**PAGE EXCERPT**
════════════════

After all, the cops' intrusion is ancient history by the time the case gets in front of an appellate court. Your complacent assumption that you could have a fistfight in front of your lighted window without interruption has long since been shattered. Back in the 1880s in southwestern New Mexico, the Silver City Enterprise once jeered that the cavalry arrived at the scene of an Apache outrage, as usual, in time to bury the bodies. State appellate courts protect their citizens from the cops in the same way.
There have been a surprising number of rationales for the exclusionary rule, from the U.S. Supremes' deterrence rationale to the euphemistically-phrased position of some state courts that getting away with crime is a remedy intended to compensate the victim of a constitutional tort, just as money does in civil rights cases. (Example: "the purpose of the exclusionary rule is not to deter or ensure judicial integrity, but to 'effectuate in the pending case the constitutional right of the accused to be free from unreasonable search and seizure.'")
But whether the purpose is to deter cops from doing something bad in the future, or to make judges feel good about themselves ("judicial integrity"), or to take the place of money damages, or because the fourth amendment is a sub-section of the fifth (that's what the U.S. Supremes originally ruled), or just because the Court is composed of a bunch of social Darwinists who despise the thought of government regulation of business (as here and here) - whatever the rationale, it doesn't actually stop bad officers from doing bad things to you.
In a classic Chas. Addams cartoon, a patent attorney is aiming a strange-looking device out of his window. With a mildly irritated expression he glances over his shoulder at the bearded inventor: "Death-ray, fiddlesticks! Why, it doesn't even slow them up." I say: More protection, fiddlesticks! Why, reinterpreting the state constitution has never stopped any testosterone-addled insecure bully with a badge from beating, raping, sexually tormenting, harassing or racially profiling anyone! (It does, however, give bad cops another incentive to lie in court.)

════════════════

**RECORDS SHOWN**

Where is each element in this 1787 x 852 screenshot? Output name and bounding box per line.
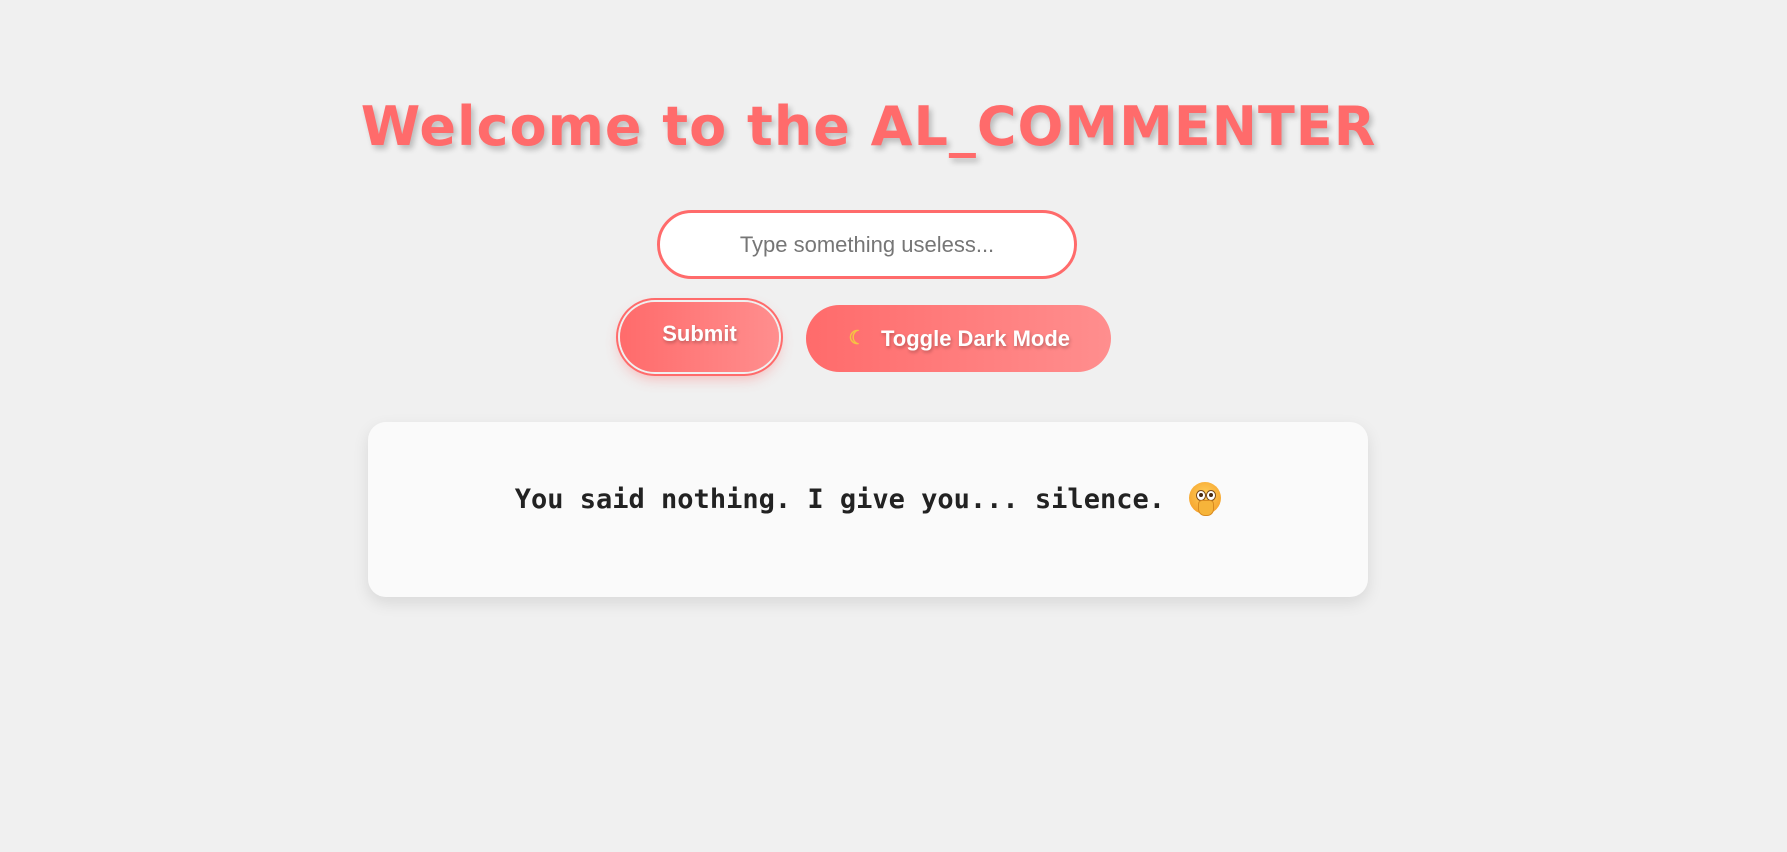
shushing-face-icon xyxy=(1189,482,1222,516)
response-text: You said nothing. I give you... silence. xyxy=(514,484,1165,515)
response-card: You said nothing. I give you... silence. xyxy=(368,422,1368,597)
submit-button[interactable]: Submit xyxy=(620,302,779,372)
moon-icon: ☾ xyxy=(848,327,866,349)
toggle-dark-mode-button[interactable]: ☾ Toggle Dark Mode xyxy=(806,305,1111,372)
comment-input-wrapper xyxy=(657,210,1077,279)
comment-input[interactable] xyxy=(657,210,1077,279)
page-title: Welcome to the AL_COMMENTER xyxy=(360,95,1377,158)
toggle-dark-mode-label: Toggle Dark Mode xyxy=(880,325,1071,351)
submit-button-label: Submit xyxy=(662,320,737,346)
response-message: You said nothing. I give you... silence. xyxy=(368,480,1368,520)
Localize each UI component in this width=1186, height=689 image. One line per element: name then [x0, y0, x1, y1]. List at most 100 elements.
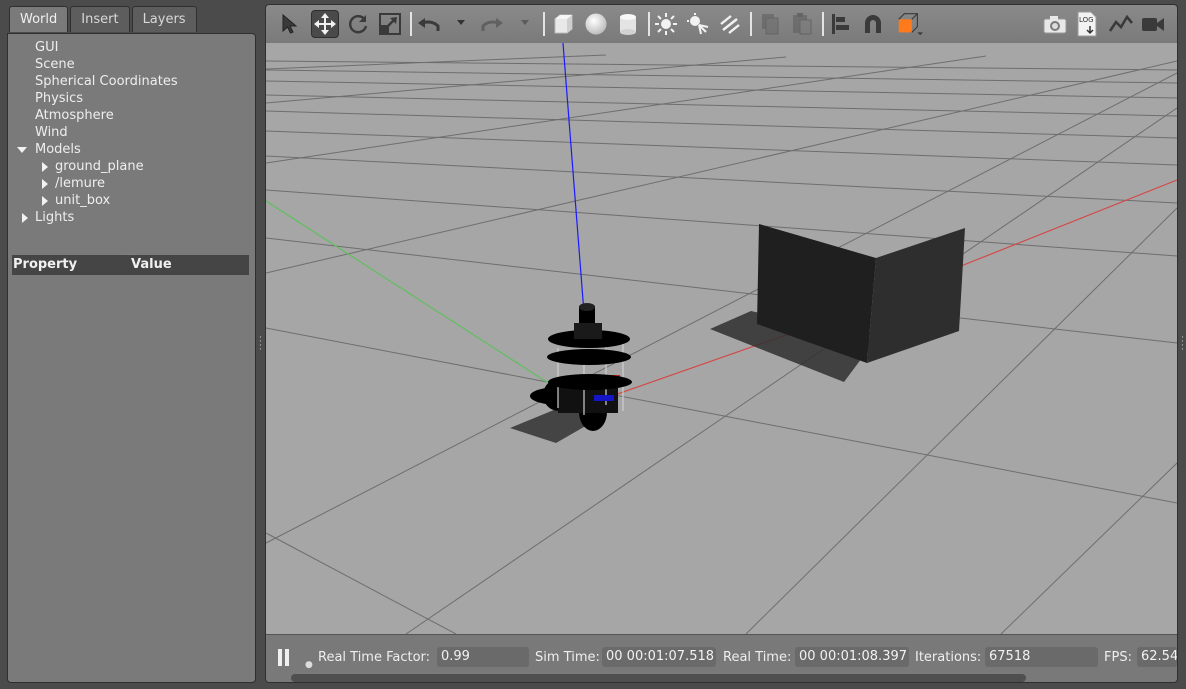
rotate-icon [349, 15, 368, 34]
sphere-shape-icon [585, 13, 607, 35]
tree-item-wind[interactable]: Wind [8, 124, 255, 141]
tree-item-label: GUI [35, 40, 59, 55]
screenshot-icon [1043, 16, 1067, 34]
align-icon [832, 14, 849, 34]
collapsed-arrow-icon[interactable] [42, 179, 48, 189]
pause-button[interactable] [277, 649, 291, 667]
tree-item-gui[interactable]: GUI [8, 39, 255, 56]
real-time-factor-label: Real Time Factor: [318, 650, 431, 665]
3d-viewport[interactable] [266, 43, 1177, 634]
copy-button[interactable] [756, 10, 784, 38]
tree-item-physics[interactable]: Physics [8, 90, 255, 107]
tree-item-label: Wind [35, 125, 68, 140]
tree-item-label: Spherical Coordinates [35, 74, 178, 89]
horizontal-scrollbar[interactable] [291, 674, 1026, 682]
left-splitter-grip[interactable]: · · · · [259, 334, 262, 355]
translate-mode-button[interactable] [311, 10, 339, 38]
tree-item-unit-box[interactable]: unit_box [8, 192, 255, 209]
sim-time-value: 00 00:01:07.518 [602, 647, 716, 667]
iterations-value: 67518 [985, 647, 1098, 667]
redo-history-dropdown[interactable] [521, 20, 529, 25]
tree-item-label: Lights [35, 210, 75, 225]
point-light-icon [655, 13, 677, 35]
main-view-frame: LOG ● Real Time Factor: 0.99 Sim Time: 0… [265, 4, 1178, 683]
real-time-factor-value: 0.99 [437, 647, 529, 667]
copy-icon [762, 14, 779, 35]
sim-time-label: Sim Time: [535, 650, 600, 665]
tree-item-lights[interactable]: Lights [8, 209, 255, 226]
right-splitter-grip[interactable]: · · · · [1181, 334, 1184, 355]
tree-item-scene[interactable]: Scene [8, 56, 255, 73]
tree-item-label: Models [35, 142, 81, 157]
value-column-header[interactable]: Value [131, 255, 172, 275]
video-record-icon [1142, 18, 1164, 31]
select-mode-button[interactable] [277, 10, 305, 38]
expanded-arrow-icon[interactable] [17, 147, 27, 153]
insert-cylinder-button[interactable] [614, 10, 642, 38]
property-column-header[interactable]: Property [13, 255, 77, 275]
tree-item-label: /lemure [55, 176, 105, 191]
tree-item-atmosphere[interactable]: Atmosphere [8, 107, 255, 124]
video-record-button[interactable] [1139, 10, 1167, 38]
tree-item-label: ground_plane [55, 159, 144, 174]
fps-label: FPS: [1104, 650, 1132, 665]
log-icon: LOG [1077, 11, 1097, 37]
collapsed-arrow-icon[interactable] [22, 213, 28, 223]
insert-point-light-button[interactable] [652, 10, 680, 38]
scale-icon [379, 13, 401, 35]
tree-item-models[interactable]: Models [8, 141, 255, 158]
real-time-value: 00 00:01:08.397 [795, 647, 909, 667]
insert-spot-light-button[interactable] [684, 10, 712, 38]
insert-box-button[interactable] [549, 10, 577, 38]
paste-icon [793, 13, 812, 35]
step-icon[interactable]: ● [305, 660, 313, 670]
insert-sphere-button[interactable] [582, 10, 610, 38]
fps-value: 62.54 [1137, 647, 1177, 667]
view-angle-button[interactable] [895, 10, 923, 38]
iterations-label: Iterations: [915, 650, 982, 665]
log-button[interactable]: LOG [1073, 10, 1101, 38]
redo-button[interactable] [478, 10, 506, 38]
translate-icon [314, 13, 336, 35]
tree-item-ground-plane[interactable]: ground_plane [8, 158, 255, 175]
property-table-header: Property Value [12, 255, 249, 275]
toolbar-separator [822, 12, 824, 36]
tree-item-label: unit_box [55, 193, 111, 208]
plot-icon [1108, 14, 1133, 32]
directional-light-icon [720, 15, 740, 34]
snap-button[interactable] [859, 10, 887, 38]
tree-item-lemure[interactable]: /lemure [8, 175, 255, 192]
world-tree: GUI Scene Spherical Coordinates Physics … [8, 39, 255, 226]
scene-render [266, 43, 1177, 634]
cylinder-shape-icon [620, 14, 636, 35]
world-panel: GUI Scene Spherical Coordinates Physics … [7, 33, 256, 683]
tab-world[interactable]: World [9, 6, 69, 32]
magnet-snap-icon [865, 15, 881, 33]
log-icon-text: LOG [1079, 16, 1094, 24]
insert-directional-light-button[interactable] [716, 10, 744, 38]
undo-button[interactable] [415, 10, 443, 38]
left-tab-bar: World Insert Layers [9, 6, 197, 33]
toolbar: LOG [266, 5, 1177, 44]
select-arrow-icon [282, 13, 298, 34]
collapsed-arrow-icon[interactable] [42, 162, 48, 172]
undo-history-dropdown[interactable] [457, 20, 465, 25]
box-shape-icon [554, 14, 573, 34]
tab-layers[interactable]: Layers [131, 6, 197, 32]
rotate-mode-button[interactable] [344, 10, 372, 38]
scale-mode-button[interactable] [376, 10, 404, 38]
real-time-label: Real Time: [723, 650, 792, 665]
plot-button[interactable] [1107, 10, 1135, 38]
tab-insert[interactable]: Insert [70, 6, 130, 32]
align-button[interactable] [827, 10, 855, 38]
tree-item-label: Physics [35, 91, 84, 106]
screenshot-button[interactable] [1041, 10, 1069, 38]
paste-button[interactable] [788, 10, 816, 38]
collapsed-arrow-icon[interactable] [42, 196, 48, 206]
tree-item-label: Scene [35, 57, 75, 72]
toolbar-separator [543, 12, 545, 36]
toolbar-separator [648, 12, 650, 36]
toolbar-separator [410, 12, 412, 36]
spot-light-icon [687, 13, 709, 35]
tree-item-spherical-coordinates[interactable]: Spherical Coordinates [8, 73, 255, 90]
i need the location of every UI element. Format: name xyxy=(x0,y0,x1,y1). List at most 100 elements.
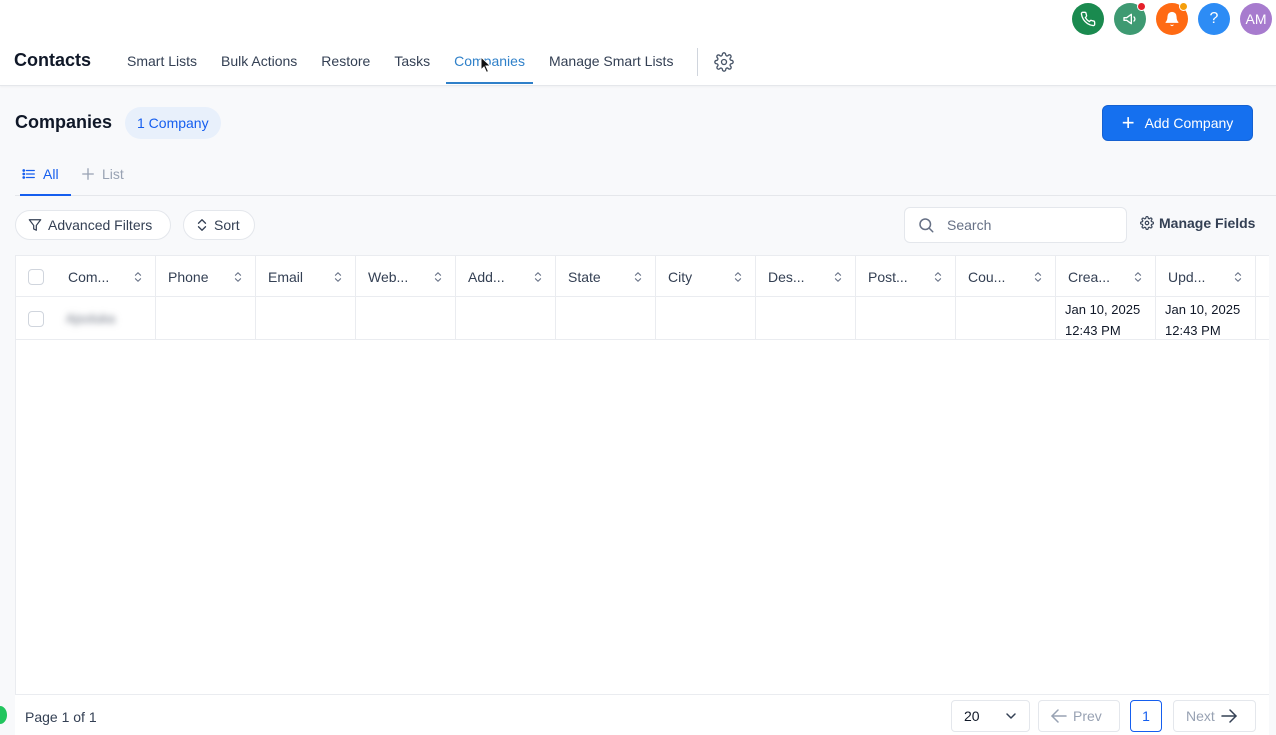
bell-icon xyxy=(1165,11,1179,27)
sort-icon xyxy=(1134,271,1142,282)
top-header: ? AM Contacts Smart Lists Bulk Actions R… xyxy=(0,0,1276,86)
column-header-company[interactable]: Com... xyxy=(56,256,156,297)
next-label: Next xyxy=(1186,708,1215,724)
view-tab-all-label: All xyxy=(43,165,59,182)
manage-fields-label: Manage Fields xyxy=(1159,215,1256,231)
sort-icon xyxy=(634,271,642,282)
column-header-updated[interactable]: Upd... xyxy=(1156,256,1256,297)
column-header-country[interactable]: Cou... xyxy=(956,256,1056,297)
contacts-nav: Contacts Smart Lists Bulk Actions Restor… xyxy=(14,46,735,86)
sort-label: Sort xyxy=(214,217,240,233)
companies-table: Com... Phone Email Web... Add... State C… xyxy=(15,255,1269,735)
sort-icon xyxy=(1234,271,1242,282)
select-all-cell xyxy=(16,256,56,297)
country-cell xyxy=(956,297,1056,340)
created-date: Jan 10, 2025 xyxy=(1065,302,1141,317)
column-header-description[interactable]: Des... xyxy=(756,256,856,297)
settings-gear-icon[interactable] xyxy=(714,52,735,72)
sort-icon xyxy=(197,219,207,231)
prev-label: Prev xyxy=(1073,708,1102,724)
created-cell: Jan 10, 2025 12:43 PM xyxy=(1056,297,1156,340)
page-info: Page 1 of 1 xyxy=(25,709,97,725)
nav-divider xyxy=(697,48,699,76)
company-name[interactable]: Ajsoluka xyxy=(66,308,115,329)
tab-restore[interactable]: Restore xyxy=(313,46,378,84)
phone-cell xyxy=(156,297,256,340)
add-company-label: Add Company xyxy=(1144,115,1234,131)
view-tab-all[interactable]: All xyxy=(20,152,71,196)
avatar-initials: AM xyxy=(1245,11,1267,27)
help-icon: ? xyxy=(1209,10,1219,27)
column-header-phone[interactable]: Phone xyxy=(156,256,256,297)
column-header-email[interactable]: Email xyxy=(256,256,356,297)
postal-cell xyxy=(856,297,956,340)
search-icon xyxy=(919,218,934,233)
tab-smart-lists[interactable]: Smart Lists xyxy=(119,46,205,84)
sort-icon xyxy=(934,271,942,282)
sort-icon xyxy=(334,271,342,282)
tab-manage-smart-lists[interactable]: Manage Smart Lists xyxy=(541,46,682,84)
column-header-website[interactable]: Web... xyxy=(356,256,456,297)
help-button[interactable]: ? xyxy=(1198,3,1230,35)
search-input[interactable] xyxy=(947,217,1097,233)
description-cell xyxy=(756,297,856,340)
company-name-cell[interactable]: Ajsoluka xyxy=(56,297,156,340)
prev-page-button[interactable]: Prev xyxy=(1038,700,1120,732)
tab-tasks[interactable]: Tasks xyxy=(386,46,438,84)
column-header-address[interactable]: Add... xyxy=(456,256,556,297)
updated-time: 12:43 PM xyxy=(1165,323,1221,338)
advanced-filters-label: Advanced Filters xyxy=(48,217,153,233)
list-icon xyxy=(22,168,35,179)
plus-icon xyxy=(82,167,94,180)
sort-icon xyxy=(1034,271,1042,282)
column-header-state[interactable]: State xyxy=(556,256,656,297)
announcement-dot xyxy=(1137,2,1146,11)
column-header-created[interactable]: Crea... xyxy=(1056,256,1156,297)
megaphone-icon xyxy=(1123,13,1136,25)
header-actions: ? AM xyxy=(1072,2,1272,35)
phone-icon xyxy=(1080,11,1096,27)
user-avatar[interactable]: AM xyxy=(1240,3,1272,35)
sort-button[interactable]: Sort xyxy=(183,210,255,240)
sort-icon xyxy=(134,271,142,282)
add-list-tab[interactable]: List xyxy=(81,152,124,195)
sort-icon xyxy=(534,271,542,282)
advanced-filters-button[interactable]: Advanced Filters xyxy=(15,210,171,240)
arrow-right-icon xyxy=(1221,709,1237,723)
sort-icon xyxy=(434,271,442,282)
add-company-button[interactable]: + Add Company xyxy=(1102,105,1253,141)
search-box xyxy=(904,207,1127,243)
page-size-value: 20 xyxy=(964,708,980,724)
notifications-button[interactable] xyxy=(1156,2,1188,35)
created-time: 12:43 PM xyxy=(1065,323,1121,338)
announcement-button[interactable] xyxy=(1114,2,1146,35)
table-header: Com... Phone Email Web... Add... State C… xyxy=(16,256,1269,297)
view-tabs: All List xyxy=(15,152,1276,196)
row-checkbox[interactable] xyxy=(28,310,44,327)
tab-bulk-actions[interactable]: Bulk Actions xyxy=(213,46,305,84)
page-number-button[interactable]: 1 xyxy=(1130,700,1162,732)
table-row[interactable]: Ajsoluka Jan 10, 2025 12:43 PM Jan 10, 2… xyxy=(16,297,1269,340)
arrow-left-icon xyxy=(1051,709,1067,723)
status-indicator xyxy=(0,706,7,724)
page-size-select[interactable]: 20 xyxy=(951,700,1030,732)
column-header-postal[interactable]: Post... xyxy=(856,256,956,297)
sort-icon xyxy=(834,271,842,282)
select-all-checkbox[interactable] xyxy=(28,268,44,285)
address-cell xyxy=(456,297,556,340)
company-count-badge: 1 Company xyxy=(125,107,221,139)
manage-fields-button[interactable]: Manage Fields xyxy=(1140,215,1255,231)
row-select-cell xyxy=(16,297,56,340)
filter-icon xyxy=(28,219,42,231)
chevron-down-icon xyxy=(1006,713,1016,719)
next-page-button[interactable]: Next xyxy=(1173,700,1256,732)
state-cell xyxy=(556,297,656,340)
column-header-city[interactable]: City xyxy=(656,256,756,297)
city-cell xyxy=(656,297,756,340)
phone-button[interactable] xyxy=(1072,3,1104,35)
website-cell xyxy=(356,297,456,340)
page-title: Companies xyxy=(15,112,113,132)
email-cell xyxy=(256,297,356,340)
updated-cell: Jan 10, 2025 12:43 PM xyxy=(1156,297,1256,340)
mouse-cursor-icon xyxy=(480,56,492,74)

════════════════

**TASK LIST**
A) According to the passage on the exclusionary rule, what did the Silver City Enterprise once jeer about the cavalry?
B) In the records, reproduce verbatim the lines from the one containing "rotate-icon [349, 15, 368, 34]" to the one containing "pause-button[interactable] [277, 649, 291, 667]", both included.

**ANSWERS BELOW**
A) That the cavalry arrived at the scene of an Apache outrage, as usual, in time to bury the bodies.

B)
rotate-icon [349, 15, 368, 34]
sphere-shape-icon [585, 13, 607, 35]
tree-item-wind[interactable]: Wind [8, 124, 255, 141]
tree-item-label: GUI [35, 40, 59, 55]
screenshot-icon [1043, 16, 1067, 34]
align-icon [832, 14, 849, 34]
collapsed-arrow-icon[interactable] [42, 179, 48, 189]
pause-button[interactable] [277, 649, 291, 667]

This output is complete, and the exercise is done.